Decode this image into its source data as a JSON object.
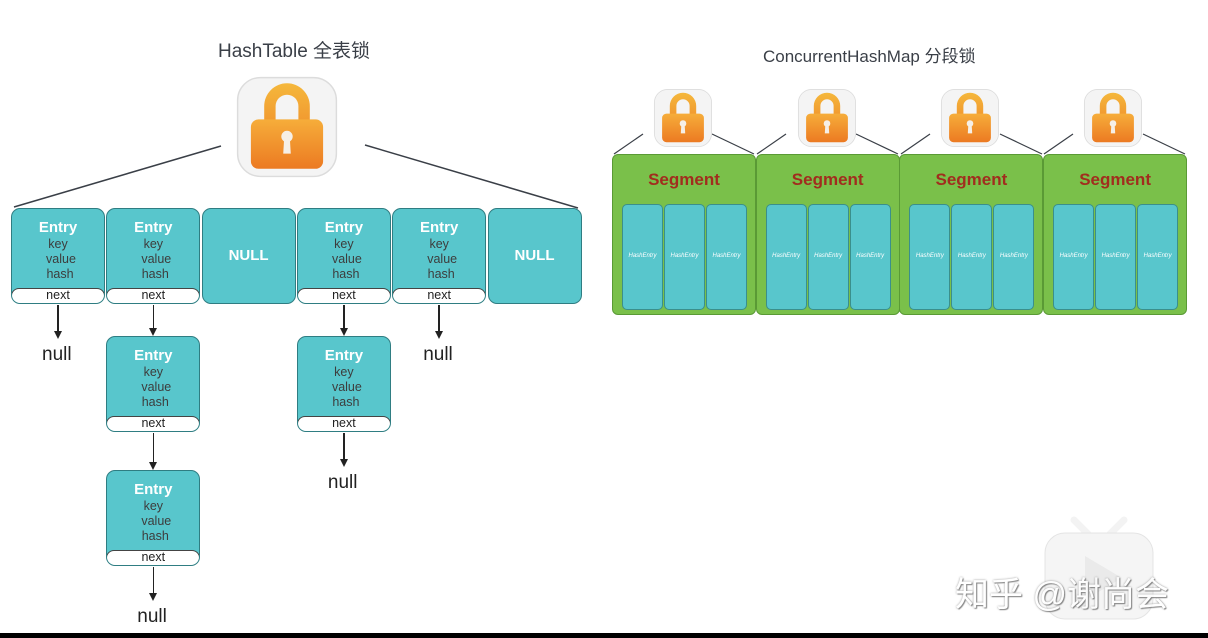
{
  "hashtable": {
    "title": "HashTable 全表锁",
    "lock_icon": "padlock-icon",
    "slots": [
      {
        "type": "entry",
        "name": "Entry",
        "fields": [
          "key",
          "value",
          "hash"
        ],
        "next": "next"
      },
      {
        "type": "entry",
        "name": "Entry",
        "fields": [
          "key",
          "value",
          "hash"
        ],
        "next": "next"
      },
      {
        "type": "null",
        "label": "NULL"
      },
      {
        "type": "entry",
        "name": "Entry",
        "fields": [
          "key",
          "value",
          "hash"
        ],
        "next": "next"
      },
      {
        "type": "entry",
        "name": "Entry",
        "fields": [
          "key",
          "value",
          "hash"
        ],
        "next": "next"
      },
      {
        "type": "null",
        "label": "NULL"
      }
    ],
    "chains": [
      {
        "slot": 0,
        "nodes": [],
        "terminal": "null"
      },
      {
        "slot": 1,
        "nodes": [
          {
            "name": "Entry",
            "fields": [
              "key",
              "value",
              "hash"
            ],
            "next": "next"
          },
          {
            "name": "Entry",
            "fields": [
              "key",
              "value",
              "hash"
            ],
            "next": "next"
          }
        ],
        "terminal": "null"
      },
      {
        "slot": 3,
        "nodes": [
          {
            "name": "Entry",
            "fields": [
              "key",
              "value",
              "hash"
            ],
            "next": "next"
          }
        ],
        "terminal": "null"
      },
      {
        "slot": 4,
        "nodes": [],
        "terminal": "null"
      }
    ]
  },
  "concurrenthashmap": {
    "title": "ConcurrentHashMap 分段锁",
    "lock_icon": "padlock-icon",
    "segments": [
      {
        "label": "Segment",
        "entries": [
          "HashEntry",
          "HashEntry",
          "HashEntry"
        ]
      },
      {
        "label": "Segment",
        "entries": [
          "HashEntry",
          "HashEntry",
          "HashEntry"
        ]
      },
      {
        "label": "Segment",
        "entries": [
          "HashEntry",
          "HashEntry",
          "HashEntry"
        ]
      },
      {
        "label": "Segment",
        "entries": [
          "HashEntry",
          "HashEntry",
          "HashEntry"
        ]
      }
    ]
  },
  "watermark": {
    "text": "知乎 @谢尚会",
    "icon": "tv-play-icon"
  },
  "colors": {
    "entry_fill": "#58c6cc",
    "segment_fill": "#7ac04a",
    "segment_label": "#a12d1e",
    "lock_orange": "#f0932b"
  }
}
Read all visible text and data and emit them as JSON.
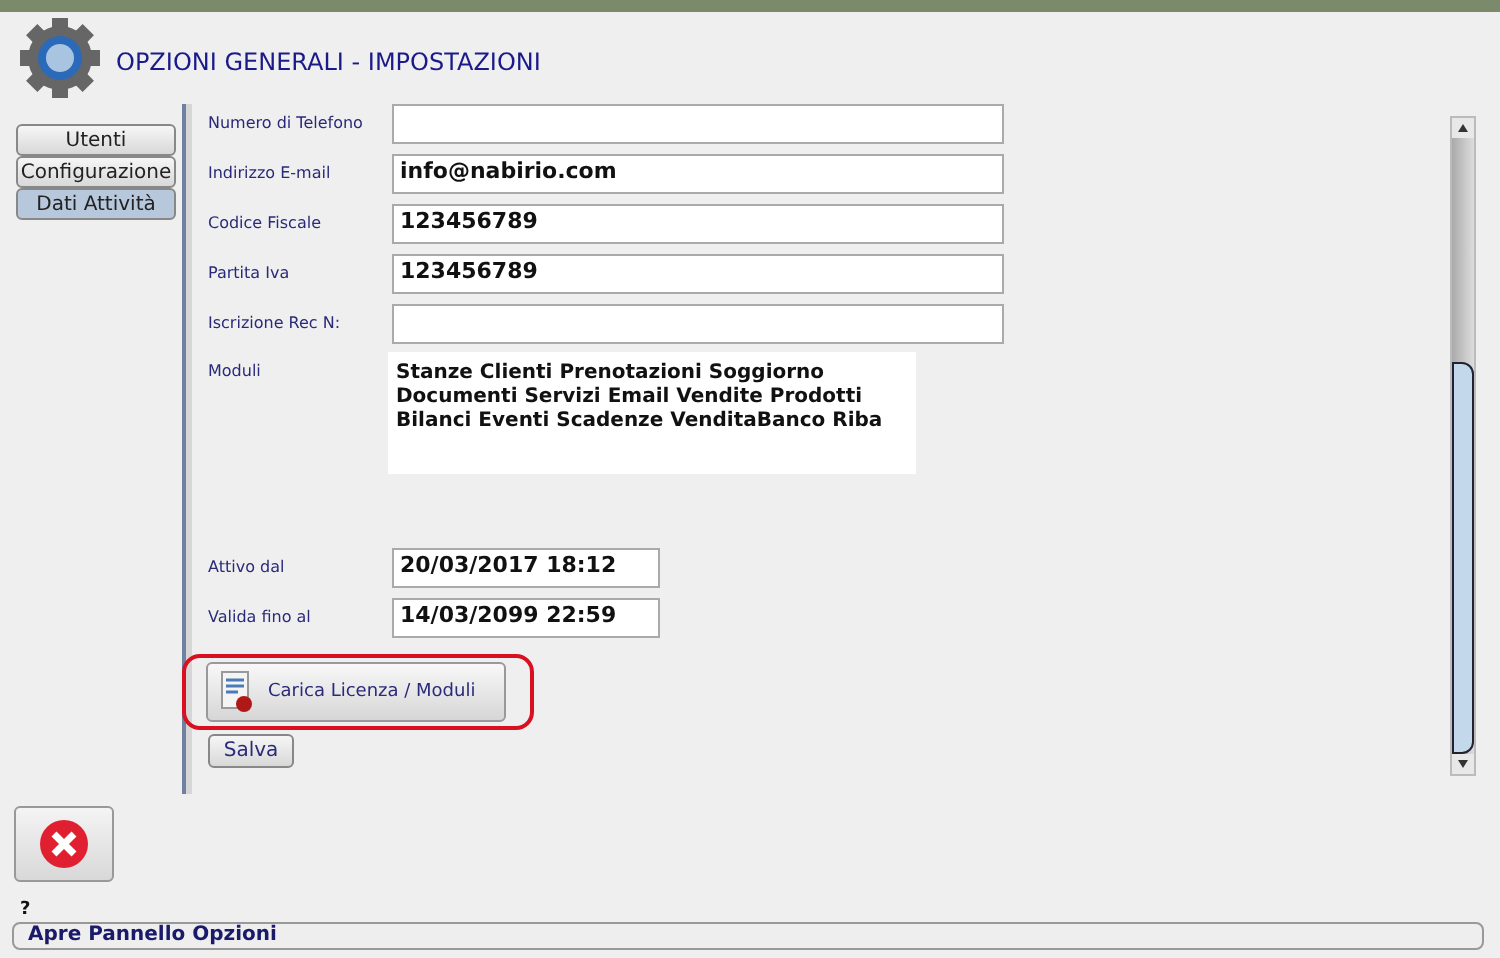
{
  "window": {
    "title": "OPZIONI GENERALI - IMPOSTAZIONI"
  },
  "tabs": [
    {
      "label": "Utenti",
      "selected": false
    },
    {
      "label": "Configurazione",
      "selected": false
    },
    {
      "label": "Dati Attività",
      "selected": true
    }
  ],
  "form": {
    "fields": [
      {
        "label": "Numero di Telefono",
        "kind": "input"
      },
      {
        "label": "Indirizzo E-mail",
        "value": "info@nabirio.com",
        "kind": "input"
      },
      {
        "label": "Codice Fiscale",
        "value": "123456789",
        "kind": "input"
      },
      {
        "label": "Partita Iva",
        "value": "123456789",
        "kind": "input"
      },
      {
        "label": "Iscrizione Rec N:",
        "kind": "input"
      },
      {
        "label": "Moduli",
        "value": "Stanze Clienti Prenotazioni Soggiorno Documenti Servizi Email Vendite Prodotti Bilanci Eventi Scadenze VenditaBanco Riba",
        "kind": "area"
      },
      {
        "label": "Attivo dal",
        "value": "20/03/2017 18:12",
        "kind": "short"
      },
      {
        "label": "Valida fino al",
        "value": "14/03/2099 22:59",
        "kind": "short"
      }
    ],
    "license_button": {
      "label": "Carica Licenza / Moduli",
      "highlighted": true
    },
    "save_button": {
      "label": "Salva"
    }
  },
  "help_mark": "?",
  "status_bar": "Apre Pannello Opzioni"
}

--------------------

Problem to work on →
Leaving the pictures aside, transcribe the entire listing exactly.

Result below →
Decode this image into its source data as a JSON object.
{
  "hashtable": {
    "title": "HashTable 全表锁",
    "lock_icon": "padlock-icon",
    "slots": [
      {
        "type": "entry",
        "name": "Entry",
        "fields": [
          "key",
          "value",
          "hash"
        ],
        "next": "next"
      },
      {
        "type": "entry",
        "name": "Entry",
        "fields": [
          "key",
          "value",
          "hash"
        ],
        "next": "next"
      },
      {
        "type": "null",
        "label": "NULL"
      },
      {
        "type": "entry",
        "name": "Entry",
        "fields": [
          "key",
          "value",
          "hash"
        ],
        "next": "next"
      },
      {
        "type": "entry",
        "name": "Entry",
        "fields": [
          "key",
          "value",
          "hash"
        ],
        "next": "next"
      },
      {
        "type": "null",
        "label": "NULL"
      }
    ],
    "chains": [
      {
        "slot": 0,
        "nodes": [],
        "terminal": "null"
      },
      {
        "slot": 1,
        "nodes": [
          {
            "name": "Entry",
            "fields": [
              "key",
              "value",
              "hash"
            ],
            "next": "next"
          },
          {
            "name": "Entry",
            "fields": [
              "key",
              "value",
              "hash"
            ],
            "next": "next"
          }
        ],
        "terminal": "null"
      },
      {
        "slot": 3,
        "nodes": [
          {
            "name": "Entry",
            "fields": [
              "key",
              "value",
              "hash"
            ],
            "next": "next"
          }
        ],
        "terminal": "null"
      },
      {
        "slot": 4,
        "nodes": [],
        "terminal": "null"
      }
    ]
  },
  "concurrenthashmap": {
    "title": "ConcurrentHashMap 分段锁",
    "lock_icon": "padlock-icon",
    "segments": [
      {
        "label": "Segment",
        "entries": [
          "HashEntry",
          "HashEntry",
          "HashEntry"
        ]
      },
      {
        "label": "Segment",
        "entries": [
          "HashEntry",
          "HashEntry",
          "HashEntry"
        ]
      },
      {
        "label": "Segment",
        "entries": [
          "HashEntry",
          "HashEntry",
          "HashEntry"
        ]
      },
      {
        "label": "Segment",
        "entries": [
          "HashEntry",
          "HashEntry",
          "HashEntry"
        ]
      }
    ]
  },
  "watermark": {
    "text": "知乎 @谢尚会",
    "icon": "tv-play-icon"
  },
  "colors": {
    "entry_fill": "#58c6cc",
    "segment_fill": "#7ac04a",
    "segment_label": "#a12d1e",
    "lock_orange": "#f0932b"
  }
}
Read all visible text and data and emit them as JSON.
{
  "window": {
    "title": "OPZIONI GENERALI - IMPOSTAZIONI"
  },
  "tabs": [
    {
      "label": "Utenti",
      "selected": false
    },
    {
      "label": "Configurazione",
      "selected": false
    },
    {
      "label": "Dati Attività",
      "selected": true
    }
  ],
  "form": {
    "fields": [
      {
        "label": "Numero di Telefono",
        "kind": "input"
      },
      {
        "label": "Indirizzo E-mail",
        "value": "info@nabirio.com",
        "kind": "input"
      },
      {
        "label": "Codice Fiscale",
        "value": "123456789",
        "kind": "input"
      },
      {
        "label": "Partita Iva",
        "value": "123456789",
        "kind": "input"
      },
      {
        "label": "Iscrizione Rec N:",
        "kind": "input"
      },
      {
        "label": "Moduli",
        "value": "Stanze Clienti Prenotazioni Soggiorno Documenti Servizi Email Vendite Prodotti Bilanci Eventi Scadenze VenditaBanco Riba",
        "kind": "area"
      },
      {
        "label": "Attivo dal",
        "value": "20/03/2017 18:12",
        "kind": "short"
      },
      {
        "label": "Valida fino al",
        "value": "14/03/2099 22:59",
        "kind": "short"
      }
    ],
    "license_button": {
      "label": "Carica Licenza / Moduli",
      "highlighted": true
    },
    "save_button": {
      "label": "Salva"
    }
  },
  "help_mark": "?",
  "status_bar": "Apre Pannello Opzioni"
}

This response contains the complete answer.